> WHAT TO WORK ON:
Restate the complete material exactly.

=== PROVIDED INFORMATION ===

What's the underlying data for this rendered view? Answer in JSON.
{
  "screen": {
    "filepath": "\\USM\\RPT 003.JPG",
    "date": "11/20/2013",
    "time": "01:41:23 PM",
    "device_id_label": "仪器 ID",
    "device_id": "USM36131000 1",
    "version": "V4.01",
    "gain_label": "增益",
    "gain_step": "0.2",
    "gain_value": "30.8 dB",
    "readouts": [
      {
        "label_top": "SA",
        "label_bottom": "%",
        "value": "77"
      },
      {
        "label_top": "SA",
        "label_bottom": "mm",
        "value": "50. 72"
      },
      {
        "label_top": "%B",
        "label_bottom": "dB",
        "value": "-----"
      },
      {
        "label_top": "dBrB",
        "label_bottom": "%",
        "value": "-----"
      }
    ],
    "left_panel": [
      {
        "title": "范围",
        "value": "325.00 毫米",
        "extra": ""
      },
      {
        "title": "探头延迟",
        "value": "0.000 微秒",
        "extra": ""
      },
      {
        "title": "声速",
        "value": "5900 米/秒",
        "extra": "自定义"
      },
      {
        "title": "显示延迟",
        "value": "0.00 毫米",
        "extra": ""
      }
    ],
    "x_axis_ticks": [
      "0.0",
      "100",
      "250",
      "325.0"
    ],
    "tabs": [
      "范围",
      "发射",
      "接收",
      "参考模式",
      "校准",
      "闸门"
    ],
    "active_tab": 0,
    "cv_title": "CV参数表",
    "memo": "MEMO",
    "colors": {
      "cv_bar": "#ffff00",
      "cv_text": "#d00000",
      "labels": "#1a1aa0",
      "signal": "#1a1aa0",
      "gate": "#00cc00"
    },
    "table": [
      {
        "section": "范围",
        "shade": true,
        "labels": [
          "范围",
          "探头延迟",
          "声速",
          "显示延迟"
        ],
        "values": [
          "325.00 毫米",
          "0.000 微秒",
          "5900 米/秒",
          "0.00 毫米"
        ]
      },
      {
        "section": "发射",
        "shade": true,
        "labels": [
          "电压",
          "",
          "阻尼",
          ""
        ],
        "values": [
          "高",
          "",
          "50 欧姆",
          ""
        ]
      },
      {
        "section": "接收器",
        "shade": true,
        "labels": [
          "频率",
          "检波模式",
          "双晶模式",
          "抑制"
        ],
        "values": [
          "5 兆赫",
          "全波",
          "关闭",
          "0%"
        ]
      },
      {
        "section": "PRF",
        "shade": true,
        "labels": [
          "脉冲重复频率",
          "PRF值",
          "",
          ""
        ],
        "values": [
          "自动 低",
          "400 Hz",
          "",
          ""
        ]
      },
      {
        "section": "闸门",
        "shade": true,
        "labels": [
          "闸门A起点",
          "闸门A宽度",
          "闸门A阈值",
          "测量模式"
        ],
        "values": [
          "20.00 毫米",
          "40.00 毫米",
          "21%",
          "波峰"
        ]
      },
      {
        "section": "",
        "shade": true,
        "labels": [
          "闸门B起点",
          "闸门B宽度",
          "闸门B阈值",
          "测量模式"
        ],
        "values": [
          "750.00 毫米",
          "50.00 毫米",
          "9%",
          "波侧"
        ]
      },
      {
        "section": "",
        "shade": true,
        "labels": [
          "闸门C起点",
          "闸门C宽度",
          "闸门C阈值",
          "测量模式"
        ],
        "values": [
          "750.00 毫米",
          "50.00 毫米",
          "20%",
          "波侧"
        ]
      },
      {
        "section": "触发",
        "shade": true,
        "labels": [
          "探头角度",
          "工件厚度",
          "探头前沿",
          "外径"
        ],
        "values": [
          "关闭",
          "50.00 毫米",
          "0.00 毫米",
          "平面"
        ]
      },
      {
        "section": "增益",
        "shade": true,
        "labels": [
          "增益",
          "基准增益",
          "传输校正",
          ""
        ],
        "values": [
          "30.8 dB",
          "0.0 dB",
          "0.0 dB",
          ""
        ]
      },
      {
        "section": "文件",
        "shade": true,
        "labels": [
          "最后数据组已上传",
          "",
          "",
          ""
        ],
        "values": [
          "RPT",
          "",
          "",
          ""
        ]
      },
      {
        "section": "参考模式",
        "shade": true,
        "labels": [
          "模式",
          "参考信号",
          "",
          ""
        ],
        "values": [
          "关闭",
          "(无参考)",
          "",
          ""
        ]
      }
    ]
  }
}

===

> RESULT OF THIS EXERCISE:
What's the underlying data for this rendered view? Answer in JSON.
{
  "screen": {
    "filepath": "\\USM\\RPT 003.JPG",
    "date": "11/20/2013",
    "time": "01:41:23 PM",
    "device_id_label": "仪器 ID",
    "device_id": "USM36131000 1",
    "version": "V4.01",
    "gain_label": "增益",
    "gain_step": "0.2",
    "gain_value": "30.8 dB",
    "readouts": [
      {
        "label_top": "SA",
        "label_bottom": "%",
        "value": "77"
      },
      {
        "label_top": "SA",
        "label_bottom": "mm",
        "value": "50. 72"
      },
      {
        "label_top": "%B",
        "label_bottom": "dB",
        "value": "-----"
      },
      {
        "label_top": "dBrB",
        "label_bottom": "%",
        "value": "-----"
      }
    ],
    "left_panel": [
      {
        "title": "范围",
        "value": "325.00 毫米",
        "extra": ""
      },
      {
        "title": "探头延迟",
        "value": "0.000 微秒",
        "extra": ""
      },
      {
        "title": "声速",
        "value": "5900 米/秒",
        "extra": "自定义"
      },
      {
        "title": "显示延迟",
        "value": "0.00 毫米",
        "extra": ""
      }
    ],
    "x_axis_ticks": [
      "0.0",
      "100",
      "250",
      "325.0"
    ],
    "tabs": [
      "范围",
      "发射",
      "接收",
      "参考模式",
      "校准",
      "闸门"
    ],
    "active_tab": 0,
    "cv_title": "CV参数表",
    "memo": "MEMO",
    "colors": {
      "cv_bar": "#ffff00",
      "cv_text": "#d00000",
      "labels": "#1a1aa0",
      "signal": "#1a1aa0",
      "gate": "#00cc00"
    },
    "table": [
      {
        "section": "范围",
        "shade": true,
        "labels": [
          "范围",
          "探头延迟",
          "声速",
          "显示延迟"
        ],
        "values": [
          "325.00 毫米",
          "0.000 微秒",
          "5900 米/秒",
          "0.00 毫米"
        ]
      },
      {
        "section": "发射",
        "shade": true,
        "labels": [
          "电压",
          "",
          "阻尼",
          ""
        ],
        "values": [
          "高",
          "",
          "50 欧姆",
          ""
        ]
      },
      {
        "section": "接收器",
        "shade": true,
        "labels": [
          "频率",
          "检波模式",
          "双晶模式",
          "抑制"
        ],
        "values": [
          "5 兆赫",
          "全波",
          "关闭",
          "0%"
        ]
      },
      {
        "section": "PRF",
        "shade": true,
        "labels": [
          "脉冲重复频率",
          "PRF值",
          "",
          ""
        ],
        "values": [
          "自动 低",
          "400 Hz",
          "",
          ""
        ]
      },
      {
        "section": "闸门",
        "shade": true,
        "labels": [
          "闸门A起点",
          "闸门A宽度",
          "闸门A阈值",
          "测量模式"
        ],
        "values": [
          "20.00 毫米",
          "40.00 毫米",
          "21%",
          "波峰"
        ]
      },
      {
        "section": "",
        "shade": true,
        "labels": [
          "闸门B起点",
          "闸门B宽度",
          "闸门B阈值",
          "测量模式"
        ],
        "values": [
          "750.00 毫米",
          "50.00 毫米",
          "9%",
          "波侧"
        ]
      },
      {
        "section": "",
        "shade": true,
        "labels": [
          "闸门C起点",
          "闸门C宽度",
          "闸门C阈值",
          "测量模式"
        ],
        "values": [
          "750.00 毫米",
          "50.00 毫米",
          "20%",
          "波侧"
        ]
      },
      {
        "section": "触发",
        "shade": true,
        "labels": [
          "探头角度",
          "工件厚度",
          "探头前沿",
          "外径"
        ],
        "values": [
          "关闭",
          "50.00 毫米",
          "0.00 毫米",
          "平面"
        ]
      },
      {
        "section": "增益",
        "shade": true,
        "labels": [
          "增益",
          "基准增益",
          "传输校正",
          ""
        ],
        "values": [
          "30.8 dB",
          "0.0 dB",
          "0.0 dB",
          ""
        ]
      },
      {
        "section": "文件",
        "shade": true,
        "labels": [
          "最后数据组已上传",
          "",
          "",
          ""
        ],
        "values": [
          "RPT",
          "",
          "",
          ""
        ]
      },
      {
        "section": "参考模式",
        "shade": true,
        "labels": [
          "模式",
          "参考信号",
          "",
          ""
        ],
        "values": [
          "关闭",
          "(无参考)",
          "",
          ""
        ]
      }
    ]
  }
}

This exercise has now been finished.